WORK REQUIRED:
Show every line in the records below that contains the word "ціна".

DATA SUPPLIED:

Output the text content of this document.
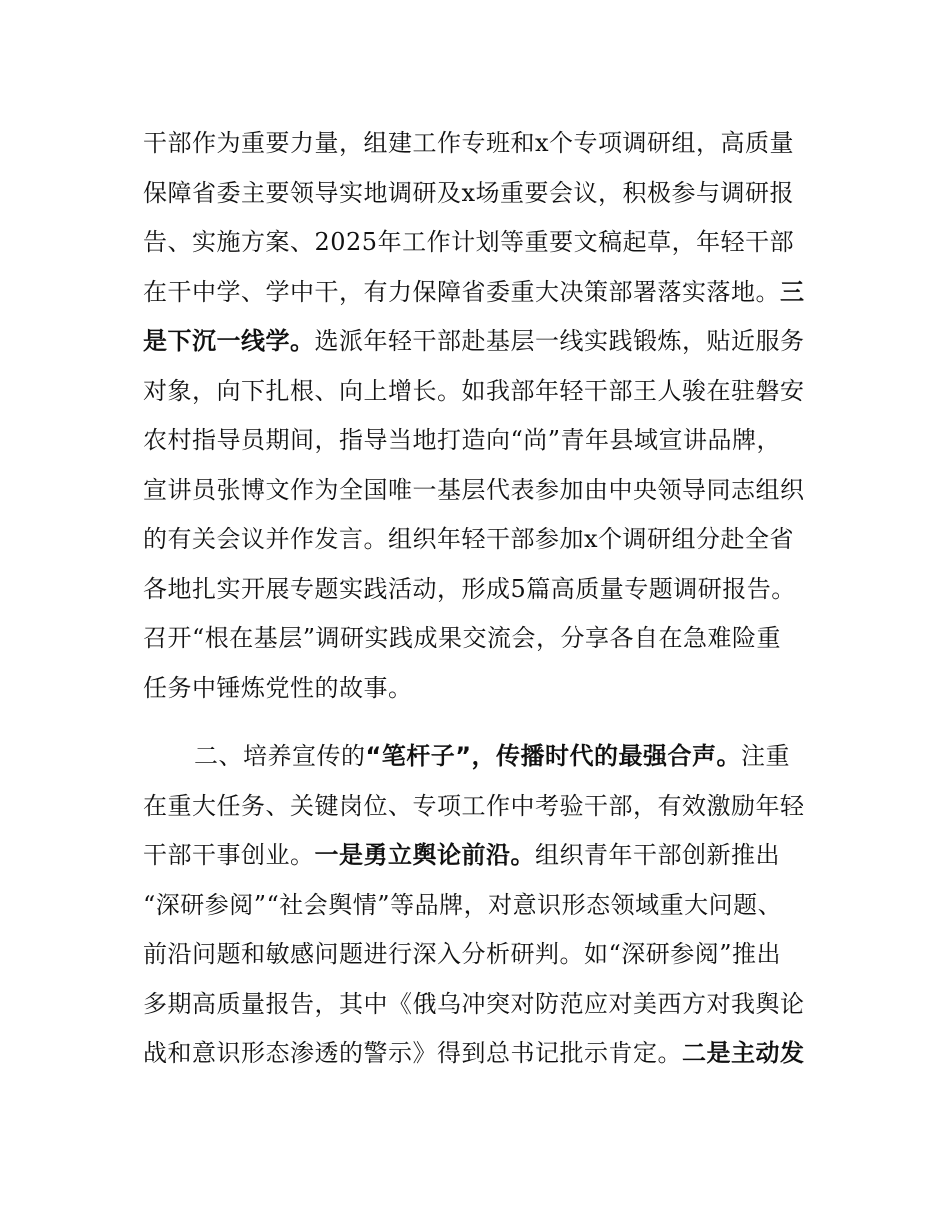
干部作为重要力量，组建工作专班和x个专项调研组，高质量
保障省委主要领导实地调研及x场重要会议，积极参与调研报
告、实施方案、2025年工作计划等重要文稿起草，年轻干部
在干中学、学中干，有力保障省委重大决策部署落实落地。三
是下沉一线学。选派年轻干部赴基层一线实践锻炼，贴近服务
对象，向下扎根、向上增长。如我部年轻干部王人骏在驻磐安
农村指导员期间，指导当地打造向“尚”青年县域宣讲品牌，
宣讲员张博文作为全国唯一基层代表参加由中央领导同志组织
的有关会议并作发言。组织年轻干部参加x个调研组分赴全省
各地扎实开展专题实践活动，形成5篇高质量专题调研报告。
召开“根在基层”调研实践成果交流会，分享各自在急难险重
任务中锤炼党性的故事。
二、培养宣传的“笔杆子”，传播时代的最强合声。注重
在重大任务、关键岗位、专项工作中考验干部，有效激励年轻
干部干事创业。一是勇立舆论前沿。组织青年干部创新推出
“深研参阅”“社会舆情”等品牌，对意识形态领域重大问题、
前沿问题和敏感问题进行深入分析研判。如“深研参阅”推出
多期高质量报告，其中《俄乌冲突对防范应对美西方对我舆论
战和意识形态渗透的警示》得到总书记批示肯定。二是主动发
==
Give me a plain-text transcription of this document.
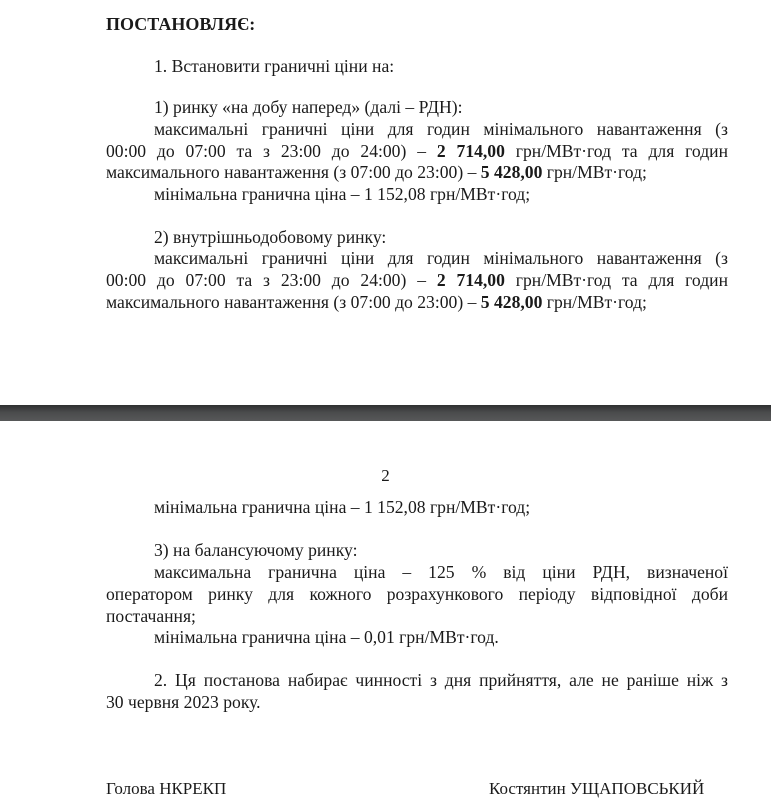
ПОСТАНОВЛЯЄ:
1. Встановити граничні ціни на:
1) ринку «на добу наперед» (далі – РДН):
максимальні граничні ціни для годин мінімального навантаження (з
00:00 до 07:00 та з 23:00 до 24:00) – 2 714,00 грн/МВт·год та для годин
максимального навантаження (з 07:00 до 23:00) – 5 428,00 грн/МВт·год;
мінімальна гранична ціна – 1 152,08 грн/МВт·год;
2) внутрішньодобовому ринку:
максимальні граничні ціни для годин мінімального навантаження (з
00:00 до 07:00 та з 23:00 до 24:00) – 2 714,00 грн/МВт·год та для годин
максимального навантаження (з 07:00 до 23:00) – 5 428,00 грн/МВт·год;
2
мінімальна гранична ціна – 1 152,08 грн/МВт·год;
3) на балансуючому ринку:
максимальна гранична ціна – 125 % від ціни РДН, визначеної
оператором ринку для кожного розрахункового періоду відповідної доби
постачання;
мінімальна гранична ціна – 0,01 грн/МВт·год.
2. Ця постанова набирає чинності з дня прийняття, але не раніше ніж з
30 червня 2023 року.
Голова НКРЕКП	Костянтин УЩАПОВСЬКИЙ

FULL RESPONSE:
мінімальна гранична ціна – 1 152,08 грн/МВт·год;
мінімальна гранична ціна – 1 152,08 грн/МВт·год;
максимальна гранична ціна – 125 % від ціни РДН, визначеної
мінімальна гранична ціна – 0,01 грн/МВт·год.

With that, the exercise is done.